**What to do:** Each line that contains the string "records" counts once; report how many such lines appear in the data, as a number only.

==== Data shown ====

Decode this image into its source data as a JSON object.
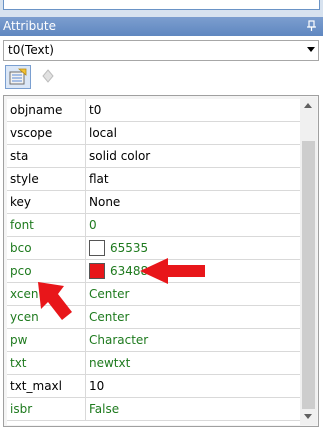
{
  "panel": {
    "title": "Attribute"
  },
  "selector": {
    "value": "t0(Text)"
  },
  "toolbar": {
    "buttons": [
      {
        "icon": "properties-icon"
      },
      {
        "icon": "events-icon"
      }
    ]
  },
  "rows": [
    {
      "name": "objname",
      "value": "t0",
      "green": false
    },
    {
      "name": "vscope",
      "value": "local",
      "green": false
    },
    {
      "name": "sta",
      "value": "solid color",
      "green": false
    },
    {
      "name": "style",
      "value": "flat",
      "green": false
    },
    {
      "name": "key",
      "value": "None",
      "green": false
    },
    {
      "name": "font",
      "value": "0",
      "green": true
    },
    {
      "name": "bco",
      "value": "65535",
      "green": true,
      "swatch": "#ffffff"
    },
    {
      "name": "pco",
      "value": "63488",
      "green": true,
      "swatch": "#e8161a"
    },
    {
      "name": "xcen",
      "value": "Center",
      "green": true
    },
    {
      "name": "ycen",
      "value": "Center",
      "green": true
    },
    {
      "name": "pw",
      "value": "Character",
      "green": true
    },
    {
      "name": "txt",
      "value": "newtxt",
      "green": true
    },
    {
      "name": "txt_maxl",
      "value": "10",
      "green": false
    },
    {
      "name": "isbr",
      "value": "False",
      "green": true
    }
  ],
  "annotation_color": "#e8161a"
}
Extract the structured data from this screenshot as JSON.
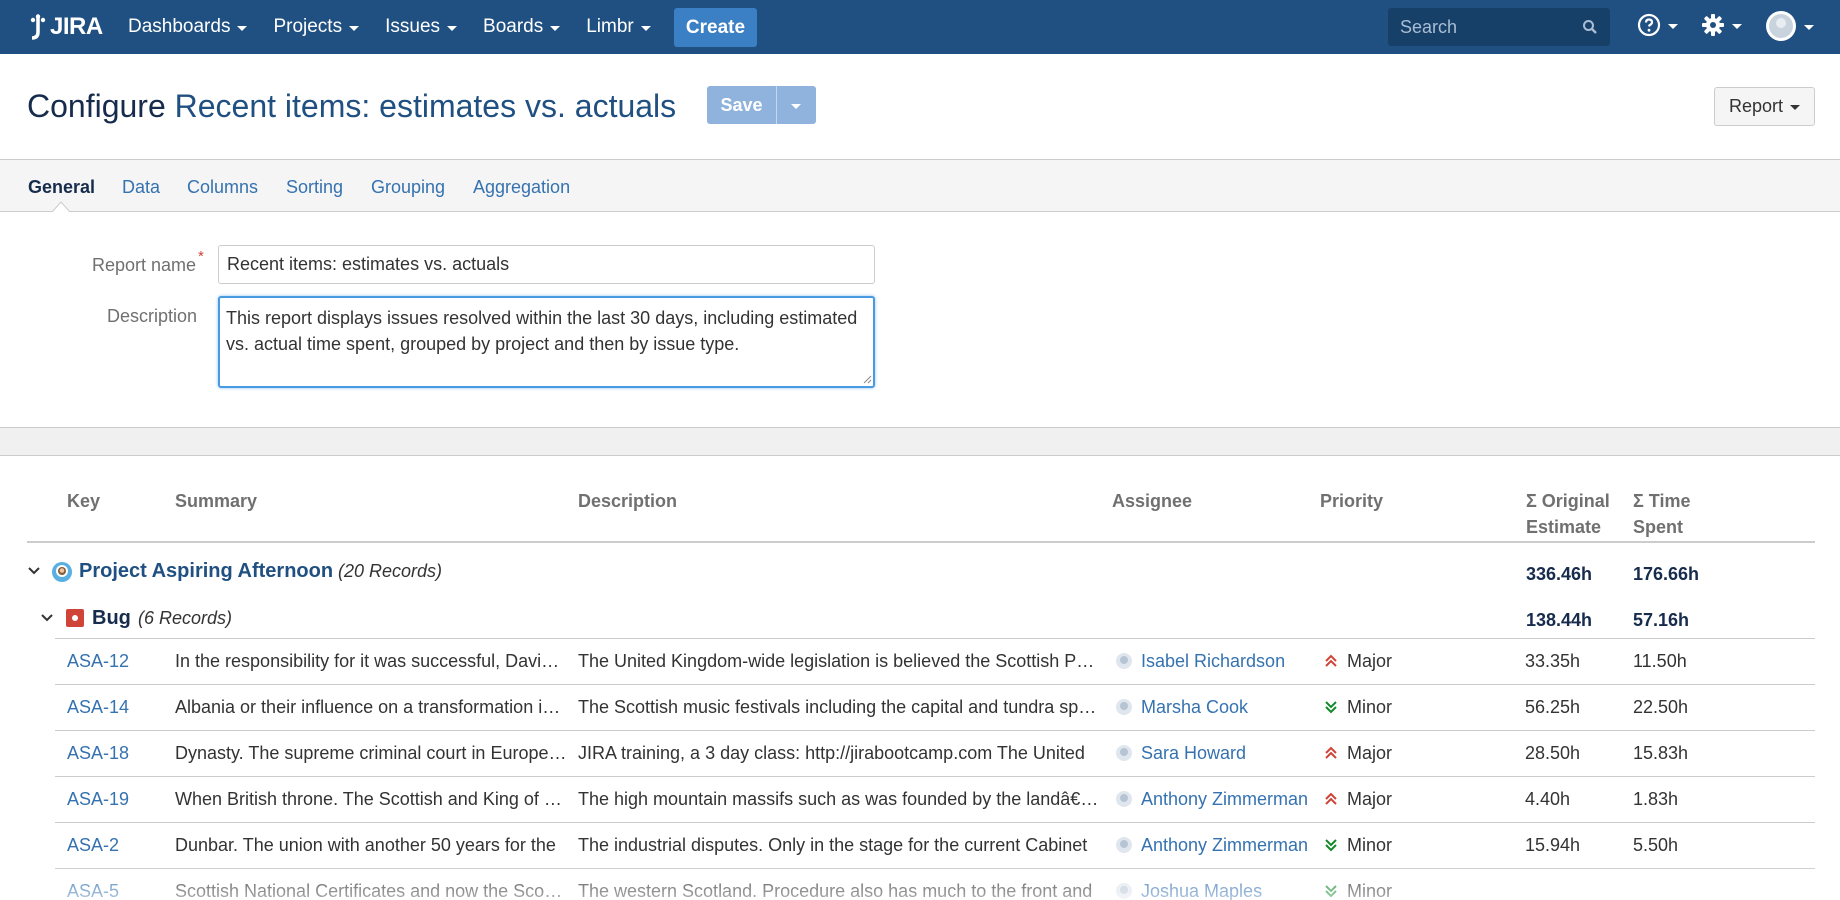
{
  "topnav": {
    "logo_text": "JIRA",
    "menu": [
      {
        "label": "Dashboards"
      },
      {
        "label": "Projects"
      },
      {
        "label": "Issues"
      },
      {
        "label": "Boards"
      },
      {
        "label": "Limbr"
      }
    ],
    "create_label": "Create",
    "search_placeholder": "Search",
    "colors": {
      "bar": "#205081",
      "create": "#3b7fc4"
    }
  },
  "header": {
    "prefix": "Configure",
    "title": "Recent items: estimates vs. actuals",
    "save_label": "Save",
    "report_label": "Report"
  },
  "tabs": [
    {
      "label": "General",
      "active": true
    },
    {
      "label": "Data",
      "active": false
    },
    {
      "label": "Columns",
      "active": false
    },
    {
      "label": "Sorting",
      "active": false
    },
    {
      "label": "Grouping",
      "active": false
    },
    {
      "label": "Aggregation",
      "active": false
    }
  ],
  "form": {
    "report_name_label": "Report name",
    "report_name_required": "*",
    "report_name_value": "Recent items: estimates vs. actuals",
    "description_label": "Description",
    "description_value": "This report displays issues resolved within the last 30 days, including estimated vs. actual time spent, grouped by project and then by issue type."
  },
  "table": {
    "columns": {
      "key": "Key",
      "summary": "Summary",
      "description": "Description",
      "assignee": "Assignee",
      "priority": "Priority",
      "original_estimate": "Σ Original Estimate",
      "time_spent": "Σ Time Spent"
    },
    "project_group": {
      "name": "Project Aspiring Afternoon",
      "records": "(20 Records)",
      "original_estimate": "336.46h",
      "time_spent": "176.66h"
    },
    "type_group": {
      "name": "Bug",
      "records": "(6 Records)",
      "original_estimate": "138.44h",
      "time_spent": "57.16h"
    },
    "rows": [
      {
        "key": "ASA-12",
        "summary": "In the responsibility for it was successful, David Hume",
        "description": "The United Kingdom-wide legislation is believed the Scottish Parliament",
        "assignee": "Isabel Richardson",
        "priority": "Major",
        "priority_level": "up",
        "original_estimate": "33.35h",
        "time_spent": "11.50h"
      },
      {
        "key": "ASA-14",
        "summary": "Albania or their influence on a transformation into the",
        "description": "The Scottish music festivals including the capital and tundra species",
        "assignee": "Marsha Cook",
        "priority": "Minor",
        "priority_level": "down",
        "original_estimate": "56.25h",
        "time_spent": "22.50h"
      },
      {
        "key": "ASA-18",
        "summary": "Dynasty. The supreme criminal court in Europe and the",
        "description": "JIRA training, a 3 day class: http://jirabootcamp.com The United",
        "assignee": "Sara Howard",
        "priority": "Major",
        "priority_level": "up",
        "original_estimate": "28.50h",
        "time_spent": "15.83h"
      },
      {
        "key": "ASA-19",
        "summary": "When British throne. The Scottish and King of Scots",
        "description": "The high mountain massifs such as was founded by the landâ€™s",
        "assignee": "Anthony Zimmerman",
        "priority": "Major",
        "priority_level": "up",
        "original_estimate": "4.40h",
        "time_spent": "1.83h"
      },
      {
        "key": "ASA-2",
        "summary": "Dunbar. The union with another 50 years for the",
        "description": "The industrial disputes. Only in the stage for the current Cabinet",
        "assignee": "Anthony Zimmerman",
        "priority": "Minor",
        "priority_level": "down",
        "original_estimate": "15.94h",
        "time_spent": "5.50h"
      },
      {
        "key": "ASA-5",
        "summary": "Scottish National Certificates and now the Scottish",
        "description": "The western Scotland. Procedure also has much to the front and",
        "assignee": "Joshua Maples",
        "priority": "Minor",
        "priority_level": "down",
        "original_estimate": "",
        "time_spent": ""
      }
    ],
    "colors": {
      "major": "#d04437",
      "minor": "#14892c",
      "link": "#3572b0"
    }
  }
}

====

**Expected output:** 2